### Records to use

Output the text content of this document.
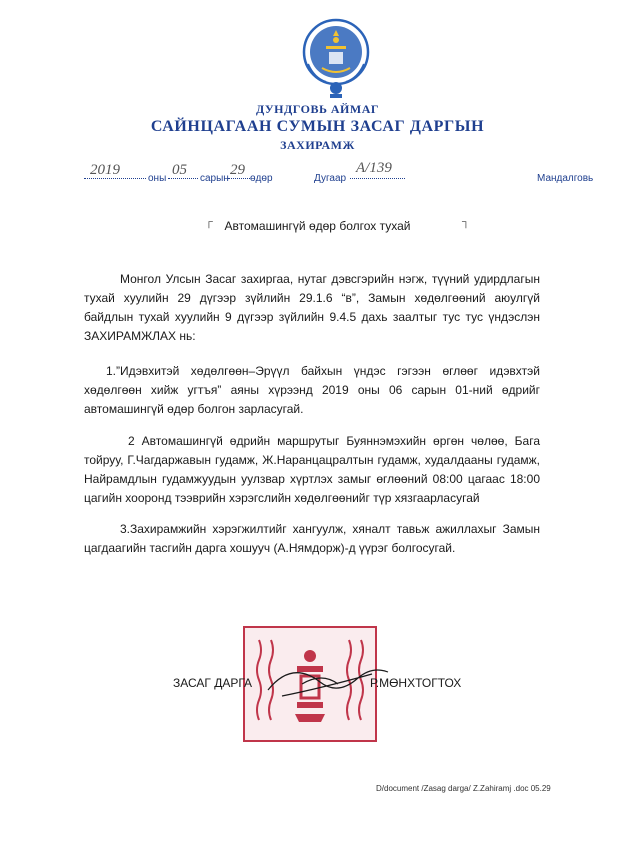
ДУНДГОВЬ АЙМАГ
САЙНЦАГААН СУМЫН ЗАСАГ ДАРГЫН
ЗАХИРАМЖ
2019
оны
05
сарын
29
өдөр	Дугаар
А/139
Мандалговь
┌ Автомашингүй өдөр болгох тухай	┐
Монгол Улсын Засаг захиргаа, нутаг дэвсгэрийн нэгж, түүний удирдлагын тухай хуулийн 29 дүгээр зүйлийн 29.1.6 “в”, Замын хөдөлгөөний аюулгүй байдлын тухай хуулийн 9 дүгээр зүйлийн 9.4.5 дахь заалтыг тус тус үндэслэн ЗАХИРАМЖЛАХ нь:
1.”Идэвхитэй хөдөлгөөн–Эрүүл байхын үндэс гэгээн өглөөг идэвхтэй хөдөлгөөн хийж угтъя” аяны хүрээнд 2019 оны 06 сарын 01-ний өдрийг автомашингүй өдөр болгон зарласугай.
2 Автомашингүй өдрийн маршрутыг Буяннэмэхийн өргөн чөлөө, Бага тойруу, Г.Чагдаржавын гудамж, Ж.Наранцацралтын гудамж, худалдааны гудамж, Найрамдлын гудамжуудын уулзвар хүртлэх замыг өглөөний 08:00 цагаас 18:00 цагийн хооронд тээврийн хэрэгслийн хөдөлгөөнийг түр хязгаарласугай
3.Захирамжийн хэрэгжилтийг хангуулж, хяналт тавьж ажиллахыг Замын цагдаагийн тасгийн дарга хошууч (А.Нямдорж)-д үүрэг болгосугай.
ЗАСАГ ДАРГА	Р.МӨНХТОГТОХ
D/document /Zasag darga/ Z.Zahiramj .doc 05.29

######

• What needs to be done:
Your task is to pick out every line with the string "сарын" and copy it.

• Task response:
сарын
1.”Идэвхитэй хөдөлгөөн–Эрүүл байхын үндэс гэгээн өглөөг идэвхтэй хөдөлгөөн хийж угтъя” аяны хүрээнд 2019 оны 06 сарын 01-ний өдрийг автомашингүй өдөр болгон зарласугай.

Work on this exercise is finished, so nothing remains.